* What this task involves *
Below is a listing. Gather each line of it that contains "Darian".

* Extracted information *
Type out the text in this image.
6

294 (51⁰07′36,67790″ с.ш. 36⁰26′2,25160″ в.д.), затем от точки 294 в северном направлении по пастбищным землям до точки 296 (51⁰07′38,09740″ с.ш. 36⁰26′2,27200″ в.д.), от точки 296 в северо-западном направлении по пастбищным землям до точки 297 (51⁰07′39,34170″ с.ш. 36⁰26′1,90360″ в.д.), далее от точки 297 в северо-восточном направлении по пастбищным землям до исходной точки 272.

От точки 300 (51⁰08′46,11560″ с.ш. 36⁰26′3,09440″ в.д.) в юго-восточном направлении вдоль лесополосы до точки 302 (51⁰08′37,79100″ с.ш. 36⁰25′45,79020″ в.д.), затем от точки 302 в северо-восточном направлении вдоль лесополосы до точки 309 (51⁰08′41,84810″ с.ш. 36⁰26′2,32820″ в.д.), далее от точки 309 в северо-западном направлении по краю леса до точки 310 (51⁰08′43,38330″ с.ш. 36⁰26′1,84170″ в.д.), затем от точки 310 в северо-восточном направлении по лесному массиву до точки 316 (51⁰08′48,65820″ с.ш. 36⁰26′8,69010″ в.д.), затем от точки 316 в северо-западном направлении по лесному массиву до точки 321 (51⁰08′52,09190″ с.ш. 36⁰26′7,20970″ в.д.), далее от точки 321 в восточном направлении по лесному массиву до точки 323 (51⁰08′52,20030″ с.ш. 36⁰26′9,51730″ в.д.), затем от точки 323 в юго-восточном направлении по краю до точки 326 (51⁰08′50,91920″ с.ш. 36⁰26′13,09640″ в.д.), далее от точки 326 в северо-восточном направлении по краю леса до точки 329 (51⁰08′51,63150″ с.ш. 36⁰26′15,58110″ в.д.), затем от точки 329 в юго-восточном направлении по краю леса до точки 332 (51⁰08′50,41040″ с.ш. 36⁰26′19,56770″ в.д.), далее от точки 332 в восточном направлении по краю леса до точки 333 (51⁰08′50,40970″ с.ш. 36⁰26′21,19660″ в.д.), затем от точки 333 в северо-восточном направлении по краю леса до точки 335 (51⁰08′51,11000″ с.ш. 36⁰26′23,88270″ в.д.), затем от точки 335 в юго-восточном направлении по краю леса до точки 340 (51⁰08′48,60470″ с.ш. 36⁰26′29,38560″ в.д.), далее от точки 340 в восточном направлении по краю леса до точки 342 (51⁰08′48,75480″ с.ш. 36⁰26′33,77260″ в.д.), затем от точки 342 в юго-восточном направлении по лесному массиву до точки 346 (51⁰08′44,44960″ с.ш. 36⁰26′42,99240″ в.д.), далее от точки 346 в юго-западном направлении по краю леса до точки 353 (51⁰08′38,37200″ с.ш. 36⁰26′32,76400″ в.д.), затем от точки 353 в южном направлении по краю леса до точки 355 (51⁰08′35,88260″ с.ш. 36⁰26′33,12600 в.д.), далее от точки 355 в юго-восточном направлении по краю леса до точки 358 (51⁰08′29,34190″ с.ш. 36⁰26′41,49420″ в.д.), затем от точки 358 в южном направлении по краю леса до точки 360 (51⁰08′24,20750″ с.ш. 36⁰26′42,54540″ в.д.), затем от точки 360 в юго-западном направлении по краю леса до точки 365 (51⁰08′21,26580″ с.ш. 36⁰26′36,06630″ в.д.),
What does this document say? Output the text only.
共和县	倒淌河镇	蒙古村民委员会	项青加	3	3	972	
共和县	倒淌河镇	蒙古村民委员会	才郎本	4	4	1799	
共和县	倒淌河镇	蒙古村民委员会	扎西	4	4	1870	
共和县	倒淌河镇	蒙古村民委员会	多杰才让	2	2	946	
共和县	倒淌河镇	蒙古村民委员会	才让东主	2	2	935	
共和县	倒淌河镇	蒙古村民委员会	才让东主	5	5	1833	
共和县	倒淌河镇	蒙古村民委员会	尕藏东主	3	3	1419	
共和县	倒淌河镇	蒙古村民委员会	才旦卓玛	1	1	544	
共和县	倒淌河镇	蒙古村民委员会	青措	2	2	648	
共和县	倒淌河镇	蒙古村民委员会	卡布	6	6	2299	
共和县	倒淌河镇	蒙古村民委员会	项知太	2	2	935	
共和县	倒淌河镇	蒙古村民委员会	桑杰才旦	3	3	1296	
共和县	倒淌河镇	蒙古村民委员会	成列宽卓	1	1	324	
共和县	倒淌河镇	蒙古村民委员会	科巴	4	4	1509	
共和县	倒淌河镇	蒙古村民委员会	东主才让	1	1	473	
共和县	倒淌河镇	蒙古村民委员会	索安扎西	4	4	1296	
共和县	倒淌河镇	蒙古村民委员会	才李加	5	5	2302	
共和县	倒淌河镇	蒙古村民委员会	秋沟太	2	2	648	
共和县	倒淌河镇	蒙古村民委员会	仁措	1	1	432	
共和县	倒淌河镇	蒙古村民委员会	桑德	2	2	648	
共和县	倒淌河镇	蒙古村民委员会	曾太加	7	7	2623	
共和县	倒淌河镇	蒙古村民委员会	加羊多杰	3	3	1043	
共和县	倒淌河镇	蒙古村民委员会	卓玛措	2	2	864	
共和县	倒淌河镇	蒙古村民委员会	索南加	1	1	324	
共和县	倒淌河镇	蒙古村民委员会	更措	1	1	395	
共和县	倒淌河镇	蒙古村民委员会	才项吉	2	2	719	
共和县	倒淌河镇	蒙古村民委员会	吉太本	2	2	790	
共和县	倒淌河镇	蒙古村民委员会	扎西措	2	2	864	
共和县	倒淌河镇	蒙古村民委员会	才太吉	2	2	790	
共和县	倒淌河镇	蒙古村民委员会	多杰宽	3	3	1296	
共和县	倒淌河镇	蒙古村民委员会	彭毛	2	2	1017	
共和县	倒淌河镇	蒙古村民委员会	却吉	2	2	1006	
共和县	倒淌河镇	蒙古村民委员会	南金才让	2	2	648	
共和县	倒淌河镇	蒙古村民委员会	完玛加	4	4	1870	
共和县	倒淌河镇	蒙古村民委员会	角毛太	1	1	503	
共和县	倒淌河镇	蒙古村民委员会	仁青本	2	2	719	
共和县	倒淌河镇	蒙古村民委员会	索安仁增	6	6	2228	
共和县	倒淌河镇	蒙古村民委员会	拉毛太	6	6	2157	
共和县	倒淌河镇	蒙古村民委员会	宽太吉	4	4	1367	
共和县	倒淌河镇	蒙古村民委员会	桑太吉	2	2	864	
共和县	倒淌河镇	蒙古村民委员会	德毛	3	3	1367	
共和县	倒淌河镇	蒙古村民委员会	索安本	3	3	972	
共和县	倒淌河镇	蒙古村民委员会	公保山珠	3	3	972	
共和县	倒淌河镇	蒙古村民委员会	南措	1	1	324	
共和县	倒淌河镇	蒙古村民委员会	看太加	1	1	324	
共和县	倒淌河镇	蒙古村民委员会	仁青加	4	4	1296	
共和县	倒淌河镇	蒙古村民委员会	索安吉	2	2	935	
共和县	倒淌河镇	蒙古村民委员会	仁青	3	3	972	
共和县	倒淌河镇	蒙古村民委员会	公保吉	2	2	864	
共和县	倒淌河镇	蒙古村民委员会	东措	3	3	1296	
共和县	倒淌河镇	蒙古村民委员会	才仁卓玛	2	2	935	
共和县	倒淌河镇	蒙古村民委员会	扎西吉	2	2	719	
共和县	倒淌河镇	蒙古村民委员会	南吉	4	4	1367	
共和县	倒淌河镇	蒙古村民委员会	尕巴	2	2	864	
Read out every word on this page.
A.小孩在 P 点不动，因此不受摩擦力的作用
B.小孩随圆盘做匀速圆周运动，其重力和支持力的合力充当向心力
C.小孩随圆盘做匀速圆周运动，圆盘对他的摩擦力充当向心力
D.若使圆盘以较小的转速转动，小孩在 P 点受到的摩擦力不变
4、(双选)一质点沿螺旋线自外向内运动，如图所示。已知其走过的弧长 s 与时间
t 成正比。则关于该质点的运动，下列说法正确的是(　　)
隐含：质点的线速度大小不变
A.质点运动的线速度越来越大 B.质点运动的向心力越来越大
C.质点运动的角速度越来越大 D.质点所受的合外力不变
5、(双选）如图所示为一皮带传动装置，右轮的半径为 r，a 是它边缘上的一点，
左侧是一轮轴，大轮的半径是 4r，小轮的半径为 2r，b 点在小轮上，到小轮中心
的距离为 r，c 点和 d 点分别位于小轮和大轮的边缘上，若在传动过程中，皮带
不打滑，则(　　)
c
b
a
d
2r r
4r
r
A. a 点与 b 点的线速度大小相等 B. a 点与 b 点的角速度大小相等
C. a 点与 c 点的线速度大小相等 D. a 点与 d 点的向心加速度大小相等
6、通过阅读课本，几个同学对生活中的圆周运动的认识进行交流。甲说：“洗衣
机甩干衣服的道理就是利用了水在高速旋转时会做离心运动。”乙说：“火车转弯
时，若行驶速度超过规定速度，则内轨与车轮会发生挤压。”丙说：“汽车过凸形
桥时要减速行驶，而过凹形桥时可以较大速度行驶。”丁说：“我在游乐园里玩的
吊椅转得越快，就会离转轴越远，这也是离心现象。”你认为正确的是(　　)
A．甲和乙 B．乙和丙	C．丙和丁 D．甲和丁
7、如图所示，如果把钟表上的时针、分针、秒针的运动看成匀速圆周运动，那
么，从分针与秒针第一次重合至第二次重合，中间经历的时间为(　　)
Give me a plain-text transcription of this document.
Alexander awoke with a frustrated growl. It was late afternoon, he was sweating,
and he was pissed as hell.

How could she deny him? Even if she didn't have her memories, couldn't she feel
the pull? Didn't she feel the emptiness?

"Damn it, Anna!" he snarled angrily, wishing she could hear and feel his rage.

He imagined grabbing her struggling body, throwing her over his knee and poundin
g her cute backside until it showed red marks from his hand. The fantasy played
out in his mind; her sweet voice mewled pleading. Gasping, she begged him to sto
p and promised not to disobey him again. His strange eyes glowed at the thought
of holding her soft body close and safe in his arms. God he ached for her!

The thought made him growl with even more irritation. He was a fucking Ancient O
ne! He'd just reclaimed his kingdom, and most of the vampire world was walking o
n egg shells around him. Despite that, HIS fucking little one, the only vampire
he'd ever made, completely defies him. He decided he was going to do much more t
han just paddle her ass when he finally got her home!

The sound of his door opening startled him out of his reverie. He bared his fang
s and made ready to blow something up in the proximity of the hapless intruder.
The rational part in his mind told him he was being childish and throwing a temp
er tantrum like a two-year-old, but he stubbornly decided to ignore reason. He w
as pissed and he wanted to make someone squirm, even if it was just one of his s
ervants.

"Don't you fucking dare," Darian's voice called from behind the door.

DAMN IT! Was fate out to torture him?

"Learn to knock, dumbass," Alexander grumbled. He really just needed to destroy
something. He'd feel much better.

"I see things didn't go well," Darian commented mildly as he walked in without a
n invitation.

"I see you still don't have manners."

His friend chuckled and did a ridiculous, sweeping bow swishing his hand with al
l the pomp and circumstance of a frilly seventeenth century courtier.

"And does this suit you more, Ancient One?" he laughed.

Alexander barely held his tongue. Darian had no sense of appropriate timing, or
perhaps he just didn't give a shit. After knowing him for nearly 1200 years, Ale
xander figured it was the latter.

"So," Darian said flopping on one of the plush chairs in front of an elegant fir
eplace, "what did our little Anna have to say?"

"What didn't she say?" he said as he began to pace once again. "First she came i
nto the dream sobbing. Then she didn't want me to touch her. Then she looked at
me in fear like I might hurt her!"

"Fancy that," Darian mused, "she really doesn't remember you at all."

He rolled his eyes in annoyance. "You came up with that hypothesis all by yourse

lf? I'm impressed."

* Response to the task *
"Don't you fucking dare," Darian's voice called from behind the door.
"I see things didn't go well," Darian commented mildly as he walked in without a
Alexander barely held his tongue. Darian had no sense of appropriate timing, or
"So," Darian said flopping on one of the plush chairs in front of an elegant fir
"Fancy that," Darian mused, "she really doesn't remember you at all."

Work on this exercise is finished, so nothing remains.